■ WHAT YOU WILL DO ■
Review the lines that follow and copy each one that contains the word "sites".

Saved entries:
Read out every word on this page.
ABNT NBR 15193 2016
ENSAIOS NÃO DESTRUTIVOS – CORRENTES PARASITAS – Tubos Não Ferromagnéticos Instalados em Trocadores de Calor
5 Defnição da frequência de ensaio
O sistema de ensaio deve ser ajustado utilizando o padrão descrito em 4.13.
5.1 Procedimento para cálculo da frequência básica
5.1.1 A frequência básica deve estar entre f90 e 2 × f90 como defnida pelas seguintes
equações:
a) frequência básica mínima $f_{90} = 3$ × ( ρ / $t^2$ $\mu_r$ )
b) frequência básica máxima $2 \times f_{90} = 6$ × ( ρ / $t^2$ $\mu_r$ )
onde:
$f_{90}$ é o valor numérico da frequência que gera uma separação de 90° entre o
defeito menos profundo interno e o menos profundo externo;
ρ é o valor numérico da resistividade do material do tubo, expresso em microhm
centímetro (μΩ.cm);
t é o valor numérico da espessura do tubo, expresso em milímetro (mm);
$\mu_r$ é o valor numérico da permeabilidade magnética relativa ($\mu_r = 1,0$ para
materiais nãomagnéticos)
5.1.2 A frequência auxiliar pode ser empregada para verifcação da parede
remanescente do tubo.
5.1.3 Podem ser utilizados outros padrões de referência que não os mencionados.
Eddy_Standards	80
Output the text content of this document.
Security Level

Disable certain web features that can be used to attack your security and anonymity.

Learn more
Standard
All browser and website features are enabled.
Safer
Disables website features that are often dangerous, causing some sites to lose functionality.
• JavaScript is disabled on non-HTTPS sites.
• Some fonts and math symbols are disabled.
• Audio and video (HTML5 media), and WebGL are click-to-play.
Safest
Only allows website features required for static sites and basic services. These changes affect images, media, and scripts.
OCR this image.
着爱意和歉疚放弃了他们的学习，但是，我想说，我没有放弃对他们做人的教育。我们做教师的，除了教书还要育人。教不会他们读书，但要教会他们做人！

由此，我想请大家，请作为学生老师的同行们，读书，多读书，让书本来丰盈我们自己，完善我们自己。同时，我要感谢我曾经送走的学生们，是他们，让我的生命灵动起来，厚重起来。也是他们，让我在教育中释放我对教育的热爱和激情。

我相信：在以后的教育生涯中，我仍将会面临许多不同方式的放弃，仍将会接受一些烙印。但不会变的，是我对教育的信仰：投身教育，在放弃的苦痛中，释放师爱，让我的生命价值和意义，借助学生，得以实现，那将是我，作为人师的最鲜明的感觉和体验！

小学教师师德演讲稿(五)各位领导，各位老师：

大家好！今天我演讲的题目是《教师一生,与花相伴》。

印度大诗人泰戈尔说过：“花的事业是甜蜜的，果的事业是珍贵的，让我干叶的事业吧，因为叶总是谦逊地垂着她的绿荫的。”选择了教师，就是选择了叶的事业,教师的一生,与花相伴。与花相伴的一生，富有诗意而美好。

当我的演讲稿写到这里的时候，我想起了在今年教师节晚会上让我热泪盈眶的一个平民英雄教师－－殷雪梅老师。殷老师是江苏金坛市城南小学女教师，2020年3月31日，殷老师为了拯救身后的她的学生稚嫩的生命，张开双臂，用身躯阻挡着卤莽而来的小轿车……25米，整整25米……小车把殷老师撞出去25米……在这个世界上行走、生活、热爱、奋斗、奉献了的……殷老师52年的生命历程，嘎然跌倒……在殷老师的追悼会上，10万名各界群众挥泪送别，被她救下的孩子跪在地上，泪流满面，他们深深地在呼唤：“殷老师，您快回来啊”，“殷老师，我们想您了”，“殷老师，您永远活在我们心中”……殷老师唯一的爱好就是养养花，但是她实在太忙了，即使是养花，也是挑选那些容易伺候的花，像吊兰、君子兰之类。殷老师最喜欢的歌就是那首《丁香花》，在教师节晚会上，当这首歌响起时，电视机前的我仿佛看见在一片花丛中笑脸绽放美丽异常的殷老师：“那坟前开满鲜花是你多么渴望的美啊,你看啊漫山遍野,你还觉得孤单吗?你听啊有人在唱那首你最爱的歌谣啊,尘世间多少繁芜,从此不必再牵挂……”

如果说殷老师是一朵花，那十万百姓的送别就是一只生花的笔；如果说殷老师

■ IN RESPONSE ■
Disables website features that are often dangerous, causing some sites to lose functionality.
• JavaScript is disabled on non-HTTPS sites.
Only allows website features required for static sites and basic services. These changes affect images, media, and scripts.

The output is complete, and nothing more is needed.